▸ **DESCRIPTION OF THE TASK**
Copy out the entries below in full and exactly.

▸ **DATA FOR THE TASK**
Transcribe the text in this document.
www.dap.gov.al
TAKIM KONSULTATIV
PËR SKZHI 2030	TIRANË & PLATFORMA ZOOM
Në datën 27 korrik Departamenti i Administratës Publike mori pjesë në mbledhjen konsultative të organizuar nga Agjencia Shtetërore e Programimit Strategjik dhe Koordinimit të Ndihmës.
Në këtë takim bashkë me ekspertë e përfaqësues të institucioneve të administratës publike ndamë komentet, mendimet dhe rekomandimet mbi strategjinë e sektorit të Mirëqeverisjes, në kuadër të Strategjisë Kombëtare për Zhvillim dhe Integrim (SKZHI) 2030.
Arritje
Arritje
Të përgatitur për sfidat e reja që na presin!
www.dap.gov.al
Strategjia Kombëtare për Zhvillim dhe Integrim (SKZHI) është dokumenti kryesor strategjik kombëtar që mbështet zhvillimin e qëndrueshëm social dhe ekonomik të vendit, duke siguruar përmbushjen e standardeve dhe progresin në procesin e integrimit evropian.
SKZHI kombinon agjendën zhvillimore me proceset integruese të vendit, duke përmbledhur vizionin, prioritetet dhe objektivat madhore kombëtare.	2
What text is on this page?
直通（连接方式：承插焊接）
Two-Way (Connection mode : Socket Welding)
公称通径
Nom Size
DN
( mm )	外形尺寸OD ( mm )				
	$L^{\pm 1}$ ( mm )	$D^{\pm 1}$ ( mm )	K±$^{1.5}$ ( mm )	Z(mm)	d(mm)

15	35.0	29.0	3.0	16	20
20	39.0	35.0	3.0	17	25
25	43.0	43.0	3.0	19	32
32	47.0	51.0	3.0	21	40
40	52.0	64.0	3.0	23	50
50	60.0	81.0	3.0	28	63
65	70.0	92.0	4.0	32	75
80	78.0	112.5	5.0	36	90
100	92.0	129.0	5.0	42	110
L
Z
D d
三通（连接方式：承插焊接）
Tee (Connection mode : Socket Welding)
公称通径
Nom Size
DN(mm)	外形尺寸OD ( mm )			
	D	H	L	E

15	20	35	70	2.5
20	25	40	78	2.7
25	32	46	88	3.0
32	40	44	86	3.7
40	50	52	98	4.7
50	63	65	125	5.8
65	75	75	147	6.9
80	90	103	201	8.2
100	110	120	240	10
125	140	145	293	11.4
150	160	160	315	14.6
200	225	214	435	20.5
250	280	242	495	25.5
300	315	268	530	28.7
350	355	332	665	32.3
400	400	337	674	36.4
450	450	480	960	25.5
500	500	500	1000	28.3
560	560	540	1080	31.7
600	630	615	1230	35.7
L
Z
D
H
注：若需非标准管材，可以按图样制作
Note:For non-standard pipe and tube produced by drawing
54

▸ **RESULT FOR THIS TASK**
Transcribe the text in this document.
www.dap.gov.al
TAKIM KONSULTATIV
PËR SKZHI 2030	TIRANË & PLATFORMA ZOOM
Në datën 27 korrik Departamenti i Administratës Publike mori pjesë në mbledhjen konsultative të organizuar nga Agjencia Shtetërore e Programimit Strategjik dhe Koordinimit të Ndihmës.
Në këtë takim bashkë me ekspertë e përfaqësues të institucioneve të administratës publike ndamë komentet, mendimet dhe rekomandimet mbi strategjinë e sektorit të Mirëqeverisjes, në kuadër të Strategjisë Kombëtare për Zhvillim dhe Integrim (SKZHI) 2030.
Arritje
Arritje
Të përgatitur për sfidat e reja që na presin!
www.dap.gov.al
Strategjia Kombëtare për Zhvillim dhe Integrim (SKZHI) është dokumenti kryesor strategjik kombëtar që mbështet zhvillimin e qëndrueshëm social dhe ekonomik të vendit, duke siguruar përmbushjen e standardeve dhe progresin në procesin e integrimit evropian.
SKZHI kombinon agjendën zhvillimore me proceset integruese të vendit, duke përmbledhur vizionin, prioritetet dhe objektivat madhore kombëtare.	2
What text is on this page?
直通（连接方式：承插焊接）
Two-Way (Connection mode : Socket Welding)
公称通径
Nom Size
DN
( mm )	外形尺寸OD ( mm )				
	$L^{\pm 1}$ ( mm )	$D^{\pm 1}$ ( mm )	K±$^{1.5}$ ( mm )	Z(mm)	d(mm)

15	35.0	29.0	3.0	16	20
20	39.0	35.0	3.0	17	25
25	43.0	43.0	3.0	19	32
32	47.0	51.0	3.0	21	40
40	52.0	64.0	3.0	23	50
50	60.0	81.0	3.0	28	63
65	70.0	92.0	4.0	32	75
80	78.0	112.5	5.0	36	90
100	92.0	129.0	5.0	42	110
L
Z
D d
三通（连接方式：承插焊接）
Tee (Connection mode : Socket Welding)
公称通径
Nom Size
DN(mm)	外形尺寸OD ( mm )			
	D	H	L	E

15	20	35	70	2.5
20	25	40	78	2.7
25	32	46	88	3.0
32	40	44	86	3.7
40	50	52	98	4.7
50	63	65	125	5.8
65	75	75	147	6.9
80	90	103	201	8.2
100	110	120	240	10
125	140	145	293	11.4
150	160	160	315	14.6
200	225	214	435	20.5
250	280	242	495	25.5
300	315	268	530	28.7
350	355	332	665	32.3
400	400	337	674	36.4
450	450	480	960	25.5
500	500	500	1000	28.3
560	560	540	1080	31.7
600	630	615	1230	35.7
L
Z
D
H
注：若需非标准管材，可以按图样制作
Note:For non-standard pipe and tube produced by drawing
54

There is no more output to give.